Raw records
= = = = =
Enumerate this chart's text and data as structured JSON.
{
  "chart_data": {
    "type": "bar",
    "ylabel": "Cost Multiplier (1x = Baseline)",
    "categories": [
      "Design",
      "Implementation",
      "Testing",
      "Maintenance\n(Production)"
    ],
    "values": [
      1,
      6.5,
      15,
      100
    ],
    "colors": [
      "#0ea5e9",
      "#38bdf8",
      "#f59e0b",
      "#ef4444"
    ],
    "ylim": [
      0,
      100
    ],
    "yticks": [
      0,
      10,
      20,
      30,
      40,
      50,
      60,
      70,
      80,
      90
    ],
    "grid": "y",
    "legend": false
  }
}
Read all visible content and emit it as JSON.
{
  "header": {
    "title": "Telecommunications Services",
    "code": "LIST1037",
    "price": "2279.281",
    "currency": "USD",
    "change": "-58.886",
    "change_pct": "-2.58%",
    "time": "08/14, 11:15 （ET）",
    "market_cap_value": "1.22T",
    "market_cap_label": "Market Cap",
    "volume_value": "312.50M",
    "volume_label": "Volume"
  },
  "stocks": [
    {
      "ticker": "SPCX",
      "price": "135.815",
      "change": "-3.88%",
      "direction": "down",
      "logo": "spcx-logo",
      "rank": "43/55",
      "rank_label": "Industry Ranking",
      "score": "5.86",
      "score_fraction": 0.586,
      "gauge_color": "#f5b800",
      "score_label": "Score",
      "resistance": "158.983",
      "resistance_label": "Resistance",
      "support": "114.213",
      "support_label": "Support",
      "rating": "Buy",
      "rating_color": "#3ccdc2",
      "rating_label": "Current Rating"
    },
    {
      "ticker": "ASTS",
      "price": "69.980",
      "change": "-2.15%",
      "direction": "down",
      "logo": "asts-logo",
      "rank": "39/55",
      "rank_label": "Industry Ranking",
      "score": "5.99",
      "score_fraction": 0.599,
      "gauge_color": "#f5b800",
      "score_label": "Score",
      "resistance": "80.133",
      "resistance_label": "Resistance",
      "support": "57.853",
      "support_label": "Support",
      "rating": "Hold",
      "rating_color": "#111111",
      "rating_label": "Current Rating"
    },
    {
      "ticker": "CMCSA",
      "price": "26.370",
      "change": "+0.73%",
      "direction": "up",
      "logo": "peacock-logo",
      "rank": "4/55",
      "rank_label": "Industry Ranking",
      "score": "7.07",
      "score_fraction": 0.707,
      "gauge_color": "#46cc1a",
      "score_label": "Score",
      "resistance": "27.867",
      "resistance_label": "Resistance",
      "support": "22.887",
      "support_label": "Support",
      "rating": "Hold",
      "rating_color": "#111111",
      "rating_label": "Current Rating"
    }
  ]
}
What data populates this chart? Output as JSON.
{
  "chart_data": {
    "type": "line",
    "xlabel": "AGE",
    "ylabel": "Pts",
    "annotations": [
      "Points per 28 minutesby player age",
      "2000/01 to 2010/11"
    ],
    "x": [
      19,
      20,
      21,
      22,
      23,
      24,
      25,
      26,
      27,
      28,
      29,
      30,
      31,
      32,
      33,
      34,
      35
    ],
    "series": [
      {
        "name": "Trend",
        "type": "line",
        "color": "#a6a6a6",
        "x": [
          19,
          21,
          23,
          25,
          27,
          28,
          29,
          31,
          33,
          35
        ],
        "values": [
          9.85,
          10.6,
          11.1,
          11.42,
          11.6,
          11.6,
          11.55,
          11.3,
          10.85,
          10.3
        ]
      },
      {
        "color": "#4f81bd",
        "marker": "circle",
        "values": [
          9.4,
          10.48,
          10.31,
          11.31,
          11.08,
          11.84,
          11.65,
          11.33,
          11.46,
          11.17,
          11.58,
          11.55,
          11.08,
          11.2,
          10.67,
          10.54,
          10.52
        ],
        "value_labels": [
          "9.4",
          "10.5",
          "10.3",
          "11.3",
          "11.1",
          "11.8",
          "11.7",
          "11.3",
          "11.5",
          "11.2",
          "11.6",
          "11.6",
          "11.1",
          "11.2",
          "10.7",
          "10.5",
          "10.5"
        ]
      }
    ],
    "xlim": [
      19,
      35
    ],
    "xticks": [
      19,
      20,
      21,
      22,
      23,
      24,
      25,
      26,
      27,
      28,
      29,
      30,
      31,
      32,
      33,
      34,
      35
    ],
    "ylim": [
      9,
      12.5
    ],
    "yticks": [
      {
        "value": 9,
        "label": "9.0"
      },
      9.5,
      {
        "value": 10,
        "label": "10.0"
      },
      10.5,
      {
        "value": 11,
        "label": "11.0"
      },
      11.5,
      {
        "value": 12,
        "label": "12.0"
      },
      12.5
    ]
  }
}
= = = = =
- **AIM**: All of the material must be reproduced exactly.

- **SOLUTION BELOW**:
Enumerate this chart's text and data as structured JSON.
{
  "chart_data": {
    "type": "bar",
    "ylabel": "Cost Multiplier (1x = Baseline)",
    "categories": [
      "Design",
      "Implementation",
      "Testing",
      "Maintenance\n(Production)"
    ],
    "values": [
      1,
      6.5,
      15,
      100
    ],
    "colors": [
      "#0ea5e9",
      "#38bdf8",
      "#f59e0b",
      "#ef4444"
    ],
    "ylim": [
      0,
      100
    ],
    "yticks": [
      0,
      10,
      20,
      30,
      40,
      50,
      60,
      70,
      80,
      90
    ],
    "grid": "y",
    "legend": false
  }
}
Read all visible content and emit it as JSON.
{
  "header": {
    "title": "Telecommunications Services",
    "code": "LIST1037",
    "price": "2279.281",
    "currency": "USD",
    "change": "-58.886",
    "change_pct": "-2.58%",
    "time": "08/14, 11:15 （ET）",
    "market_cap_value": "1.22T",
    "market_cap_label": "Market Cap",
    "volume_value": "312.50M",
    "volume_label": "Volume"
  },
  "stocks": [
    {
      "ticker": "SPCX",
      "price": "135.815",
      "change": "-3.88%",
      "direction": "down",
      "logo": "spcx-logo",
      "rank": "43/55",
      "rank_label": "Industry Ranking",
      "score": "5.86",
      "score_fraction": 0.586,
      "gauge_color": "#f5b800",
      "score_label": "Score",
      "resistance": "158.983",
      "resistance_label": "Resistance",
      "support": "114.213",
      "support_label": "Support",
      "rating": "Buy",
      "rating_color": "#3ccdc2",
      "rating_label": "Current Rating"
    },
    {
      "ticker": "ASTS",
      "price": "69.980",
      "change": "-2.15%",
      "direction": "down",
      "logo": "asts-logo",
      "rank": "39/55",
      "rank_label": "Industry Ranking",
      "score": "5.99",
      "score_fraction": 0.599,
      "gauge_color": "#f5b800",
      "score_label": "Score",
      "resistance": "80.133",
      "resistance_label": "Resistance",
      "support": "57.853",
      "support_label": "Support",
      "rating": "Hold",
      "rating_color": "#111111",
      "rating_label": "Current Rating"
    },
    {
      "ticker": "CMCSA",
      "price": "26.370",
      "change": "+0.73%",
      "direction": "up",
      "logo": "peacock-logo",
      "rank": "4/55",
      "rank_label": "Industry Ranking",
      "score": "7.07",
      "score_fraction": 0.707,
      "gauge_color": "#46cc1a",
      "score_label": "Score",
      "resistance": "27.867",
      "resistance_label": "Resistance",
      "support": "22.887",
      "support_label": "Support",
      "rating": "Hold",
      "rating_color": "#111111",
      "rating_label": "Current Rating"
    }
  ]
}
What data populates this chart? Output as JSON.
{
  "chart_data": {
    "type": "line",
    "xlabel": "AGE",
    "ylabel": "Pts",
    "annotations": [
      "Points per 28 minutesby player age",
      "2000/01 to 2010/11"
    ],
    "x": [
      19,
      20,
      21,
      22,
      23,
      24,
      25,
      26,
      27,
      28,
      29,
      30,
      31,
      32,
      33,
      34,
      35
    ],
    "series": [
      {
        "name": "Trend",
        "type": "line",
        "color": "#a6a6a6",
        "x": [
          19,
          21,
          23,
          25,
          27,
          28,
          29,
          31,
          33,
          35
        ],
        "values": [
          9.85,
          10.6,
          11.1,
          11.42,
          11.6,
          11.6,
          11.55,
          11.3,
          10.85,
          10.3
        ]
      },
      {
        "color": "#4f81bd",
        "marker": "circle",
        "values": [
          9.4,
          10.48,
          10.31,
          11.31,
          11.08,
          11.84,
          11.65,
          11.33,
          11.46,
          11.17,
          11.58,
          11.55,
          11.08,
          11.2,
          10.67,
          10.54,
          10.52
        ],
        "value_labels": [
          "9.4",
          "10.5",
          "10.3",
          "11.3",
          "11.1",
          "11.8",
          "11.7",
          "11.3",
          "11.5",
          "11.2",
          "11.6",
          "11.6",
          "11.1",
          "11.2",
          "10.7",
          "10.5",
          "10.5"
        ]
      }
    ],
    "xlim": [
      19,
      35
    ],
    "xticks": [
      19,
      20,
      21,
      22,
      23,
      24,
      25,
      26,
      27,
      28,
      29,
      30,
      31,
      32,
      33,
      34,
      35
    ],
    "ylim": [
      9,
      12.5
    ],
    "yticks": [
      {
        "value": 9,
        "label": "9.0"
      },
      9.5,
      {
        "value": 10,
        "label": "10.0"
      },
      10.5,
      {
        "value": 11,
        "label": "11.0"
      },
      11.5,
      {
        "value": 12,
        "label": "12.0"
      },
      12.5
    ]
  }
}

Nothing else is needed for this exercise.